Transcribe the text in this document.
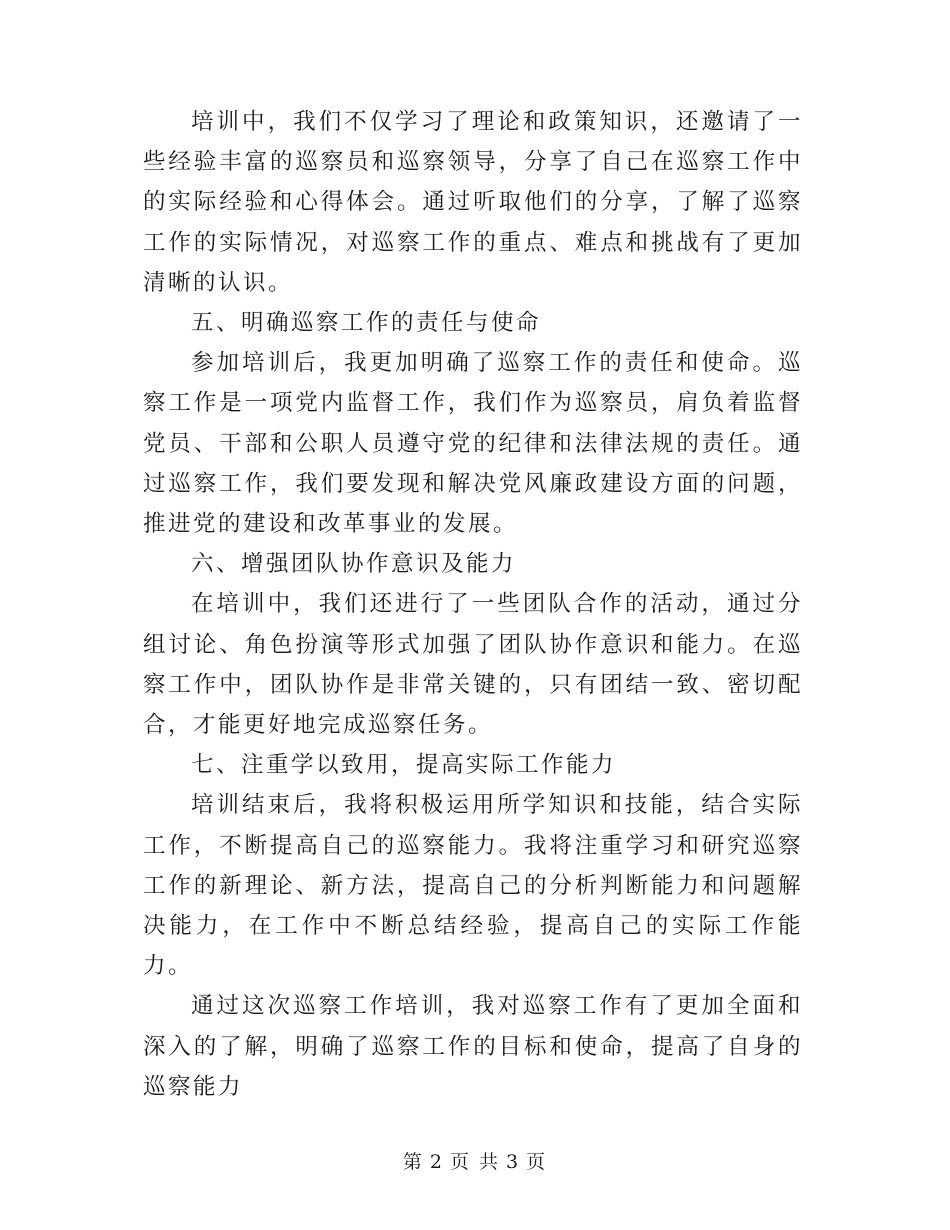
培训中，我们不仅学习了理论和政策知识，还邀请了一些经验丰富的巡察员和巡察领导，分享了自己在巡察工作中的实际经验和心得体会。通过听取他们的分享，了解了巡察工作的实际情况，对巡察工作的重点、难点和挑战有了更加清晰的认识。

五、明确巡察工作的责任与使命

参加培训后，我更加明确了巡察工作的责任和使命。巡察工作是一项党内监督工作，我们作为巡察员，肩负着监督党员、干部和公职人员遵守党的纪律和法律法规的责任。通过巡察工作，我们要发现和解决党风廉政建设方面的问题，推进党的建设和改革事业的发展。

六、增强团队协作意识及能力

在培训中，我们还进行了一些团队合作的活动，通过分组讨论、角色扮演等形式加强了团队协作意识和能力。在巡察工作中，团队协作是非常关键的，只有团结一致、密切配合，才能更好地完成巡察任务。

七、注重学以致用，提高实际工作能力

培训结束后，我将积极运用所学知识和技能，结合实际工作，不断提高自己的巡察能力。我将注重学习和研究巡察工作的新理论、新方法，提高自己的分析判断能力和问题解决能力，在工作中不断总结经验，提高自己的实际工作能力。

通过这次巡察工作培训，我对巡察工作有了更加全面和深入的了解，明确了巡察工作的目标和使命，提高了自身的巡察能力

第 2 页 共 3 页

== == ==

Copy all of the entries verbatim, leaving out any pictures they contain.

*Solution below:*
Transcribe the text in this document.
培训中，我们不仅学习了理论和政策知识，还邀请了一些经验丰富的巡察员和巡察领导，分享了自己在巡察工作中的实际经验和心得体会。通过听取他们的分享，了解了巡察工作的实际情况，对巡察工作的重点、难点和挑战有了更加清晰的认识。

五、明确巡察工作的责任与使命

参加培训后，我更加明确了巡察工作的责任和使命。巡察工作是一项党内监督工作，我们作为巡察员，肩负着监督党员、干部和公职人员遵守党的纪律和法律法规的责任。通过巡察工作，我们要发现和解决党风廉政建设方面的问题，推进党的建设和改革事业的发展。

六、增强团队协作意识及能力

在培训中，我们还进行了一些团队合作的活动，通过分组讨论、角色扮演等形式加强了团队协作意识和能力。在巡察工作中，团队协作是非常关键的，只有团结一致、密切配合，才能更好地完成巡察任务。

七、注重学以致用，提高实际工作能力

培训结束后，我将积极运用所学知识和技能，结合实际工作，不断提高自己的巡察能力。我将注重学习和研究巡察工作的新理论、新方法，提高自己的分析判断能力和问题解决能力，在工作中不断总结经验，提高自己的实际工作能力。

通过这次巡察工作培训，我对巡察工作有了更加全面和深入的了解，明确了巡察工作的目标和使命，提高了自身的巡察能力

第 2 页 共 3 页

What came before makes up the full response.